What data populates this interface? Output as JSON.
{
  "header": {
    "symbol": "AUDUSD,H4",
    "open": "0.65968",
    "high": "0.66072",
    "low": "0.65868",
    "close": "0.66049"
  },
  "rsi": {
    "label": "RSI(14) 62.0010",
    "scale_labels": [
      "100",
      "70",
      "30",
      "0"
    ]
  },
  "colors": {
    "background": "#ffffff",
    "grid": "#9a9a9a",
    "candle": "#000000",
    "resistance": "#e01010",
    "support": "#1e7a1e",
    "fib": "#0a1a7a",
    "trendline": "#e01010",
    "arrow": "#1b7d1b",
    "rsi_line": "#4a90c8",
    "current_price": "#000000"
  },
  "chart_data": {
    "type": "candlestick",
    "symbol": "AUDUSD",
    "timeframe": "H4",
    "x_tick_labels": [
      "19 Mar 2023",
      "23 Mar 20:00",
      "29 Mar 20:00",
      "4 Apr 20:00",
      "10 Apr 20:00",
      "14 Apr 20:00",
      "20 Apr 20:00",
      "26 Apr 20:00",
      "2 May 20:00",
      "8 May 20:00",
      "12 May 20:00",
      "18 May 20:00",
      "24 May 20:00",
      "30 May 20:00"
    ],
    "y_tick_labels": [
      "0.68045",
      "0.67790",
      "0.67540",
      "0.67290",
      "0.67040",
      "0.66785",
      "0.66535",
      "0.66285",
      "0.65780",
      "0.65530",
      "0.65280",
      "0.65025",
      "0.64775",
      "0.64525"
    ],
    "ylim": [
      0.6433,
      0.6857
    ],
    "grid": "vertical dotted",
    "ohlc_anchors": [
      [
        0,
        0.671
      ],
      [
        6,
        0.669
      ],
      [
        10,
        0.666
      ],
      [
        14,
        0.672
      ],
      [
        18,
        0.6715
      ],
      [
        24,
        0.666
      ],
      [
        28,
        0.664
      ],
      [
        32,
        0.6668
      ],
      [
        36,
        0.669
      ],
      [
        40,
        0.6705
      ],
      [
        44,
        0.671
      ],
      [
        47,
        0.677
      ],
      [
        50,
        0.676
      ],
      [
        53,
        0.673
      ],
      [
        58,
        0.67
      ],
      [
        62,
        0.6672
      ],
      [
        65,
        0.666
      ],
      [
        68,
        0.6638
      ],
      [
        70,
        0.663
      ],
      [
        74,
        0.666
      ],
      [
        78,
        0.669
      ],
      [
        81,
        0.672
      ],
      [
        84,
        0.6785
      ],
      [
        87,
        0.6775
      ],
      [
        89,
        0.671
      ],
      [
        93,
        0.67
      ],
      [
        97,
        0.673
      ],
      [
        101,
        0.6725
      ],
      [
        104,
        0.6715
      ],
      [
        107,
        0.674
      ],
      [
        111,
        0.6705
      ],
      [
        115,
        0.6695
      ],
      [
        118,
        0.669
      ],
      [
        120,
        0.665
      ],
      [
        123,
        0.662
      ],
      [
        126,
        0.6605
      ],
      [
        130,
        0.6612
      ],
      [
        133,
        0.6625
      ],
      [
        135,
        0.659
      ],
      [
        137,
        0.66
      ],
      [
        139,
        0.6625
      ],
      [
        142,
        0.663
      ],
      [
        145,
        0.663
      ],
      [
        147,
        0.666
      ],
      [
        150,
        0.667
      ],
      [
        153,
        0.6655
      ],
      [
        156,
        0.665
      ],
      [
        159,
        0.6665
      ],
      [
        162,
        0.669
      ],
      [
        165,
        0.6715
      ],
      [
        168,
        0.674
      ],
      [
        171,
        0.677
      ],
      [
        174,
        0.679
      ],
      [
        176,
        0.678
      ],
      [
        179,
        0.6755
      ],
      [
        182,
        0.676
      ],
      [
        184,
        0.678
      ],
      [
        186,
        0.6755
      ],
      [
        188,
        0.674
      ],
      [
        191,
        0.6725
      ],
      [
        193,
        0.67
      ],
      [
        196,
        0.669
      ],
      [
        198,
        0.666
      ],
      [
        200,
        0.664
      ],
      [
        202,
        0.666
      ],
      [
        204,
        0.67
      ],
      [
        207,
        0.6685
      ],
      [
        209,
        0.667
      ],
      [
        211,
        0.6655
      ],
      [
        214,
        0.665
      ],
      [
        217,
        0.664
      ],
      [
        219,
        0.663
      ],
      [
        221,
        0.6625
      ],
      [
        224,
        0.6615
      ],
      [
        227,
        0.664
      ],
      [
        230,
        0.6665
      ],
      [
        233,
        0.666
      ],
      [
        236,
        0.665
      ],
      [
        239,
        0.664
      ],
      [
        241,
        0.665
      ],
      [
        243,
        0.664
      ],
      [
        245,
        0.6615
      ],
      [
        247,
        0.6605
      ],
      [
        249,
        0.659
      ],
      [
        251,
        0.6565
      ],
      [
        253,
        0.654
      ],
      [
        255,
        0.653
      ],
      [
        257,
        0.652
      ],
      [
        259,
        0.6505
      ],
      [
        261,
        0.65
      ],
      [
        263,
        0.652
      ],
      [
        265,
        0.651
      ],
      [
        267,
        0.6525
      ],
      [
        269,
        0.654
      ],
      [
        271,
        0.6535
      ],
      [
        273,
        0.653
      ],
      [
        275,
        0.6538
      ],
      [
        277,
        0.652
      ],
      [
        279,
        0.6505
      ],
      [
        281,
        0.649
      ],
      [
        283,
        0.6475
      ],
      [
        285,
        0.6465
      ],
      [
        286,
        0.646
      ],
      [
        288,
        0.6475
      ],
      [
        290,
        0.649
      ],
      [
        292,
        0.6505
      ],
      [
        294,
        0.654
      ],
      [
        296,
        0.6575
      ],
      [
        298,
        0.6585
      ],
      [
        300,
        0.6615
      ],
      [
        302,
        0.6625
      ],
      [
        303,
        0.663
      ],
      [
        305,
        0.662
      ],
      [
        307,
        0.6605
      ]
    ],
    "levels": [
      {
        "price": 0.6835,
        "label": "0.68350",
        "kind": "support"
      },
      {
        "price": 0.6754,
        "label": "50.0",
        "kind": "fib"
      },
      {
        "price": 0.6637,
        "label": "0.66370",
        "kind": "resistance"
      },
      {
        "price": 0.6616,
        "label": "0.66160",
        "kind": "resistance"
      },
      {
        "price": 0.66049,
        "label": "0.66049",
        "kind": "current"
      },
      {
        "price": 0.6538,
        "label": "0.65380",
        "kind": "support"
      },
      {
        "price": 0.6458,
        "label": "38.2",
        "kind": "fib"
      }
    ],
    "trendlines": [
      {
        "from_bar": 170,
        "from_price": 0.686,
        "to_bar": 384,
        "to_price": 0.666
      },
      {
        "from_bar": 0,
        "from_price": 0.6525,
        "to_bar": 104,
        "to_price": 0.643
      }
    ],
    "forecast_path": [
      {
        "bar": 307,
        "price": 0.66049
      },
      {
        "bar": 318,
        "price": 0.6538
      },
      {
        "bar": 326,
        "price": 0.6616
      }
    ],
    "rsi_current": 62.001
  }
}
+ + +
→ **GOAL**
Every record above needs to be repeated word for word.

→ **FINAL RESULT**
What data populates this interface? Output as JSON.
{
  "header": {
    "symbol": "AUDUSD,H4",
    "open": "0.65968",
    "high": "0.66072",
    "low": "0.65868",
    "close": "0.66049"
  },
  "rsi": {
    "label": "RSI(14) 62.0010",
    "scale_labels": [
      "100",
      "70",
      "30",
      "0"
    ]
  },
  "colors": {
    "background": "#ffffff",
    "grid": "#9a9a9a",
    "candle": "#000000",
    "resistance": "#e01010",
    "support": "#1e7a1e",
    "fib": "#0a1a7a",
    "trendline": "#e01010",
    "arrow": "#1b7d1b",
    "rsi_line": "#4a90c8",
    "current_price": "#000000"
  },
  "chart_data": {
    "type": "candlestick",
    "symbol": "AUDUSD",
    "timeframe": "H4",
    "x_tick_labels": [
      "19 Mar 2023",
      "23 Mar 20:00",
      "29 Mar 20:00",
      "4 Apr 20:00",
      "10 Apr 20:00",
      "14 Apr 20:00",
      "20 Apr 20:00",
      "26 Apr 20:00",
      "2 May 20:00",
      "8 May 20:00",
      "12 May 20:00",
      "18 May 20:00",
      "24 May 20:00",
      "30 May 20:00"
    ],
    "y_tick_labels": [
      "0.68045",
      "0.67790",
      "0.67540",
      "0.67290",
      "0.67040",
      "0.66785",
      "0.66535",
      "0.66285",
      "0.65780",
      "0.65530",
      "0.65280",
      "0.65025",
      "0.64775",
      "0.64525"
    ],
    "ylim": [
      0.6433,
      0.6857
    ],
    "grid": "vertical dotted",
    "ohlc_anchors": [
      [
        0,
        0.671
      ],
      [
        6,
        0.669
      ],
      [
        10,
        0.666
      ],
      [
        14,
        0.672
      ],
      [
        18,
        0.6715
      ],
      [
        24,
        0.666
      ],
      [
        28,
        0.664
      ],
      [
        32,
        0.6668
      ],
      [
        36,
        0.669
      ],
      [
        40,
        0.6705
      ],
      [
        44,
        0.671
      ],
      [
        47,
        0.677
      ],
      [
        50,
        0.676
      ],
      [
        53,
        0.673
      ],
      [
        58,
        0.67
      ],
      [
        62,
        0.6672
      ],
      [
        65,
        0.666
      ],
      [
        68,
        0.6638
      ],
      [
        70,
        0.663
      ],
      [
        74,
        0.666
      ],
      [
        78,
        0.669
      ],
      [
        81,
        0.672
      ],
      [
        84,
        0.6785
      ],
      [
        87,
        0.6775
      ],
      [
        89,
        0.671
      ],
      [
        93,
        0.67
      ],
      [
        97,
        0.673
      ],
      [
        101,
        0.6725
      ],
      [
        104,
        0.6715
      ],
      [
        107,
        0.674
      ],
      [
        111,
        0.6705
      ],
      [
        115,
        0.6695
      ],
      [
        118,
        0.669
      ],
      [
        120,
        0.665
      ],
      [
        123,
        0.662
      ],
      [
        126,
        0.6605
      ],
      [
        130,
        0.6612
      ],
      [
        133,
        0.6625
      ],
      [
        135,
        0.659
      ],
      [
        137,
        0.66
      ],
      [
        139,
        0.6625
      ],
      [
        142,
        0.663
      ],
      [
        145,
        0.663
      ],
      [
        147,
        0.666
      ],
      [
        150,
        0.667
      ],
      [
        153,
        0.6655
      ],
      [
        156,
        0.665
      ],
      [
        159,
        0.6665
      ],
      [
        162,
        0.669
      ],
      [
        165,
        0.6715
      ],
      [
        168,
        0.674
      ],
      [
        171,
        0.677
      ],
      [
        174,
        0.679
      ],
      [
        176,
        0.678
      ],
      [
        179,
        0.6755
      ],
      [
        182,
        0.676
      ],
      [
        184,
        0.678
      ],
      [
        186,
        0.6755
      ],
      [
        188,
        0.674
      ],
      [
        191,
        0.6725
      ],
      [
        193,
        0.67
      ],
      [
        196,
        0.669
      ],
      [
        198,
        0.666
      ],
      [
        200,
        0.664
      ],
      [
        202,
        0.666
      ],
      [
        204,
        0.67
      ],
      [
        207,
        0.6685
      ],
      [
        209,
        0.667
      ],
      [
        211,
        0.6655
      ],
      [
        214,
        0.665
      ],
      [
        217,
        0.664
      ],
      [
        219,
        0.663
      ],
      [
        221,
        0.6625
      ],
      [
        224,
        0.6615
      ],
      [
        227,
        0.664
      ],
      [
        230,
        0.6665
      ],
      [
        233,
        0.666
      ],
      [
        236,
        0.665
      ],
      [
        239,
        0.664
      ],
      [
        241,
        0.665
      ],
      [
        243,
        0.664
      ],
      [
        245,
        0.6615
      ],
      [
        247,
        0.6605
      ],
      [
        249,
        0.659
      ],
      [
        251,
        0.6565
      ],
      [
        253,
        0.654
      ],
      [
        255,
        0.653
      ],
      [
        257,
        0.652
      ],
      [
        259,
        0.6505
      ],
      [
        261,
        0.65
      ],
      [
        263,
        0.652
      ],
      [
        265,
        0.651
      ],
      [
        267,
        0.6525
      ],
      [
        269,
        0.654
      ],
      [
        271,
        0.6535
      ],
      [
        273,
        0.653
      ],
      [
        275,
        0.6538
      ],
      [
        277,
        0.652
      ],
      [
        279,
        0.6505
      ],
      [
        281,
        0.649
      ],
      [
        283,
        0.6475
      ],
      [
        285,
        0.6465
      ],
      [
        286,
        0.646
      ],
      [
        288,
        0.6475
      ],
      [
        290,
        0.649
      ],
      [
        292,
        0.6505
      ],
      [
        294,
        0.654
      ],
      [
        296,
        0.6575
      ],
      [
        298,
        0.6585
      ],
      [
        300,
        0.6615
      ],
      [
        302,
        0.6625
      ],
      [
        303,
        0.663
      ],
      [
        305,
        0.662
      ],
      [
        307,
        0.6605
      ]
    ],
    "levels": [
      {
        "price": 0.6835,
        "label": "0.68350",
        "kind": "support"
      },
      {
        "price": 0.6754,
        "label": "50.0",
        "kind": "fib"
      },
      {
        "price": 0.6637,
        "label": "0.66370",
        "kind": "resistance"
      },
      {
        "price": 0.6616,
        "label": "0.66160",
        "kind": "resistance"
      },
      {
        "price": 0.66049,
        "label": "0.66049",
        "kind": "current"
      },
      {
        "price": 0.6538,
        "label": "0.65380",
        "kind": "support"
      },
      {
        "price": 0.6458,
        "label": "38.2",
        "kind": "fib"
      }
    ],
    "trendlines": [
      {
        "from_bar": 170,
        "from_price": 0.686,
        "to_bar": 384,
        "to_price": 0.666
      },
      {
        "from_bar": 0,
        "from_price": 0.6525,
        "to_bar": 104,
        "to_price": 0.643
      }
    ],
    "forecast_path": [
      {
        "bar": 307,
        "price": 0.66049
      },
      {
        "bar": 318,
        "price": 0.6538
      },
      {
        "bar": 326,
        "price": 0.6616
      }
    ],
    "rsi_current": 62.001
  }
}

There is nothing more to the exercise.